Exactly reproduce all the records, keeping pictures out of the copy.

****************

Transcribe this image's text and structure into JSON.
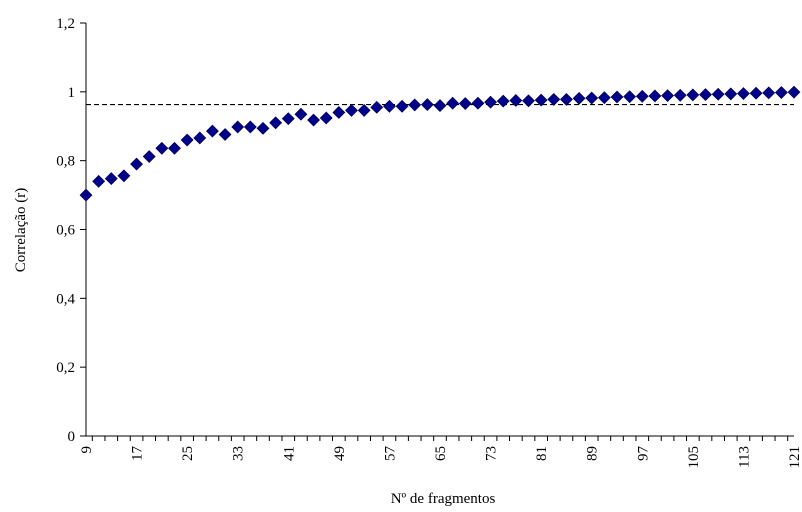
{
  "chart_data": {
    "type": "scatter",
    "title": "",
    "xlabel": "Nº de fragmentos",
    "ylabel": "Correlação (r)",
    "xlim": [
      9,
      121
    ],
    "ylim": [
      0,
      1.2
    ],
    "x_ticks": [
      9,
      17,
      25,
      33,
      41,
      49,
      57,
      65,
      73,
      81,
      89,
      97,
      105,
      113,
      121
    ],
    "x_tick_labels": [
      "9",
      "17",
      "25",
      "33",
      "41",
      "49",
      "57",
      "65",
      "73",
      "81",
      "89",
      "97",
      "105",
      "113",
      "121"
    ],
    "y_ticks": [
      0,
      0.2,
      0.4,
      0.6,
      0.8,
      1,
      1.2
    ],
    "y_tick_labels": [
      "0",
      "0,2",
      "0,4",
      "0,6",
      "0,8",
      "1",
      "1,2"
    ],
    "grid": false,
    "legend": "none",
    "reference_line": {
      "y": 0.963,
      "style": "dashed",
      "color": "#000000"
    },
    "marker": {
      "shape": "diamond",
      "color": "#00008B"
    },
    "series": [
      {
        "x": [
          9,
          11,
          13,
          15,
          17,
          19,
          21,
          23,
          25,
          27,
          29,
          31,
          33,
          35,
          37,
          39,
          41,
          43,
          45,
          47,
          49,
          51,
          53,
          55,
          57,
          59,
          61,
          63,
          65,
          67,
          69,
          71,
          73,
          75,
          77,
          79,
          81,
          83,
          85,
          87,
          89,
          91,
          93,
          95,
          97,
          99,
          101,
          103,
          105,
          107,
          109,
          111,
          113,
          115,
          117,
          119,
          121
        ],
        "values": [
          0.7,
          0.74,
          0.748,
          0.756,
          0.79,
          0.812,
          0.836,
          0.836,
          0.86,
          0.866,
          0.886,
          0.876,
          0.898,
          0.898,
          0.894,
          0.91,
          0.922,
          0.935,
          0.918,
          0.924,
          0.94,
          0.946,
          0.946,
          0.955,
          0.958,
          0.958,
          0.962,
          0.963,
          0.96,
          0.967,
          0.966,
          0.967,
          0.97,
          0.973,
          0.975,
          0.974,
          0.976,
          0.978,
          0.978,
          0.981,
          0.982,
          0.983,
          0.985,
          0.986,
          0.987,
          0.988,
          0.989,
          0.99,
          0.991,
          0.992,
          0.993,
          0.994,
          0.995,
          0.996,
          0.997,
          0.998,
          0.999
        ]
      }
    ]
  }
}
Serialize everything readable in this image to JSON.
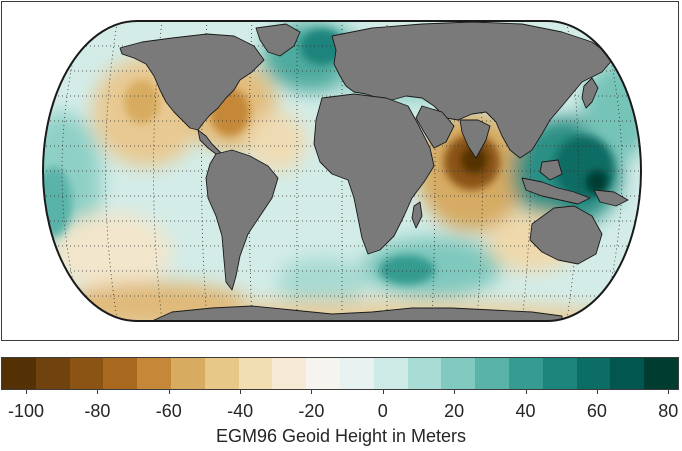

****************

* **Finished answer**:
Transcribe this image's text and structure into JSON.
{
  "chart_data": {
    "type": "scatter",
    "title": "",
    "xlabel": "Nº de fragmentos",
    "ylabel": "Correlação (r)",
    "xlim": [
      9,
      121
    ],
    "ylim": [
      0,
      1.2
    ],
    "x_ticks": [
      9,
      17,
      25,
      33,
      41,
      49,
      57,
      65,
      73,
      81,
      89,
      97,
      105,
      113,
      121
    ],
    "x_tick_labels": [
      "9",
      "17",
      "25",
      "33",
      "41",
      "49",
      "57",
      "65",
      "73",
      "81",
      "89",
      "97",
      "105",
      "113",
      "121"
    ],
    "y_ticks": [
      0,
      0.2,
      0.4,
      0.6,
      0.8,
      1,
      1.2
    ],
    "y_tick_labels": [
      "0",
      "0,2",
      "0,4",
      "0,6",
      "0,8",
      "1",
      "1,2"
    ],
    "grid": false,
    "legend": "none",
    "reference_line": {
      "y": 0.963,
      "style": "dashed",
      "color": "#000000"
    },
    "marker": {
      "shape": "diamond",
      "color": "#00008B"
    },
    "series": [
      {
        "x": [
          9,
          11,
          13,
          15,
          17,
          19,
          21,
          23,
          25,
          27,
          29,
          31,
          33,
          35,
          37,
          39,
          41,
          43,
          45,
          47,
          49,
          51,
          53,
          55,
          57,
          59,
          61,
          63,
          65,
          67,
          69,
          71,
          73,
          75,
          77,
          79,
          81,
          83,
          85,
          87,
          89,
          91,
          93,
          95,
          97,
          99,
          101,
          103,
          105,
          107,
          109,
          111,
          113,
          115,
          117,
          119,
          121
        ],
        "values": [
          0.7,
          0.74,
          0.748,
          0.756,
          0.79,
          0.812,
          0.836,
          0.836,
          0.86,
          0.866,
          0.886,
          0.876,
          0.898,
          0.898,
          0.894,
          0.91,
          0.922,
          0.935,
          0.918,
          0.924,
          0.94,
          0.946,
          0.946,
          0.955,
          0.958,
          0.958,
          0.962,
          0.963,
          0.96,
          0.967,
          0.966,
          0.967,
          0.97,
          0.973,
          0.975,
          0.974,
          0.976,
          0.978,
          0.978,
          0.981,
          0.982,
          0.983,
          0.985,
          0.986,
          0.987,
          0.988,
          0.989,
          0.99,
          0.991,
          0.992,
          0.993,
          0.994,
          0.995,
          0.996,
          0.997,
          0.998,
          0.999
        ]
      }
    ]
  }
}
Serialize everything readable in this image to JSON.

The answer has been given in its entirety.